OBJECTIVE:
Filter the entries below, keeping every line that has the word "国家食品药品监督管理总".

Stored records:
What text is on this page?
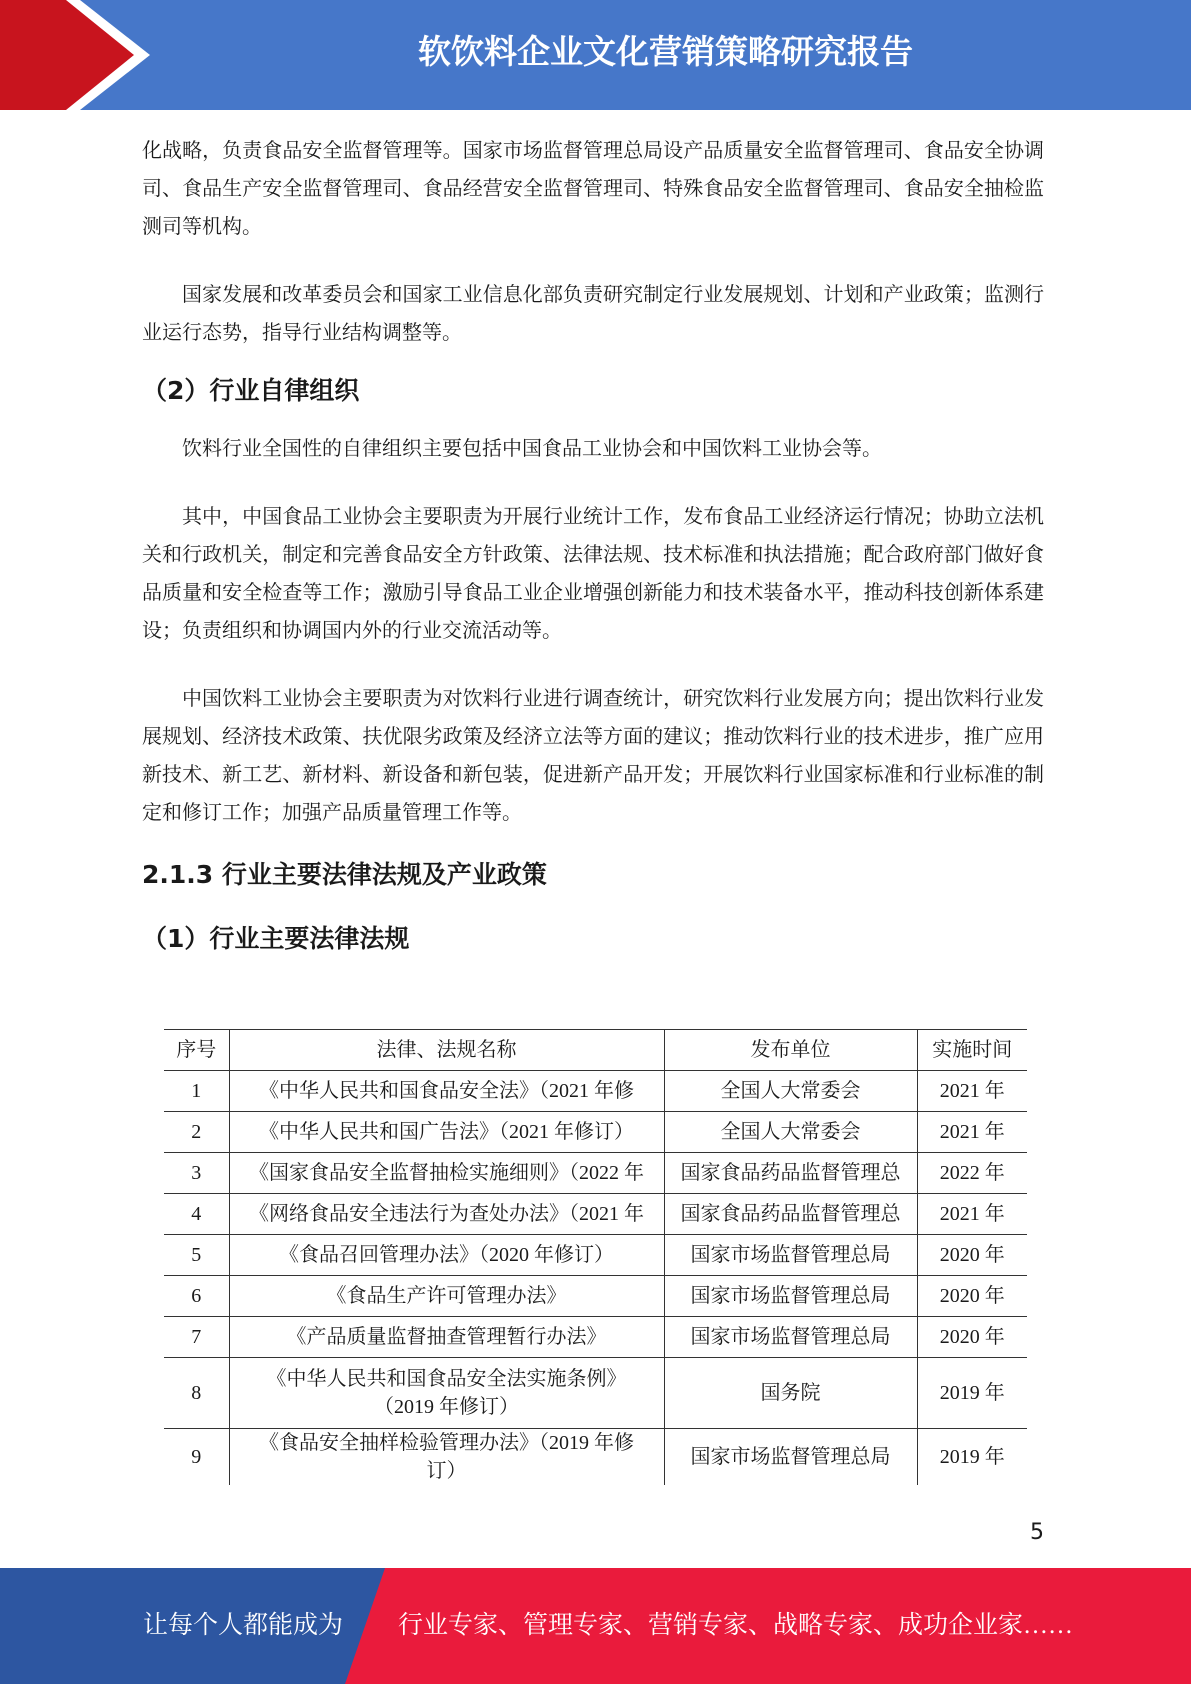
软饮料企业文化营销策略研究报告

化战略，负责食品安全监督管理等。国家市场监督管理总局设产品质量安全监督管理司、食品安全协调司、食品生产安全监督管理司、食品经营安全监督管理司、特殊食品安全监督管理司、食品安全抽检监测司等机构。

国家发展和改革委员会和国家工业信息化部负责研究制定行业发展规划、计划和产业政策；监测行业运行态势，指导行业结构调整等。

（2）行业自律组织

饮料行业全国性的自律组织主要包括中国食品工业协会和中国饮料工业协会等。

其中，中国食品工业协会主要职责为开展行业统计工作，发布食品工业经济运行情况；协助立法机关和行政机关，制定和完善食品安全方针政策、法律法规、技术标准和执法措施；配合政府部门做好食品质量和安全检查等工作；激励引导食品工业企业增强创新能力和技术装备水平，推动科技创新体系建设；负责组织和协调国内外的行业交流活动等。

中国饮料工业协会主要职责为对饮料行业进行调查统计，研究饮料行业发展方向；提出饮料行业发展规划、经济技术政策、扶优限劣政策及经济立法等方面的建议；推动饮料行业的技术进步，推广应用新技术、新工艺、新材料、新设备和新包装，促进新产品开发；开展饮料行业国家标准和行业标准的制定和修订工作；加强产品质量管理工作等。

2.1.3 行业主要法律法规及产业政策
（1）行业主要法律法规
序号	法律、法规名称	发布单位	实施时间
1	《中华人民共和国食品安全法》（2021 年修	全国人大常委会	2021 年
2	《中华人民共和国广告法》（2021 年修订）	全国人大常委会	2021 年
3	《国家食品安全监督抽检实施细则》（2022 年	国家食品药品监督管理总	2022 年
4	《网络食品安全违法行为查处办法》（2021 年	国家食品药品监督管理总	2021 年
5	《食品召回管理办法》（2020 年修订）	国家市场监督管理总局	2020 年
6	《食品生产许可管理办法》	国家市场监督管理总局	2020 年
7	《产品质量监督抽查管理暂行办法》	国家市场监督管理总局	2020 年
8	《中华人民共和国食品安全法实施条例》
（2019 年修订）	国务院	2019 年
9	《食品安全抽样检验管理办法》（2019 年修
订）	国家市场监督管理总局	2019 年
5
让每个人都能成为 行业专家、管理专家、营销专家、战略专家、成功企业家……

RESPONSE TO THIS TASK:
3	《国家食品安全监督抽检实施细则》（2022 年	国家食品药品监督管理总	2022 年
4	《网络食品安全违法行为查处办法》（2021 年	国家食品药品监督管理总	2021 年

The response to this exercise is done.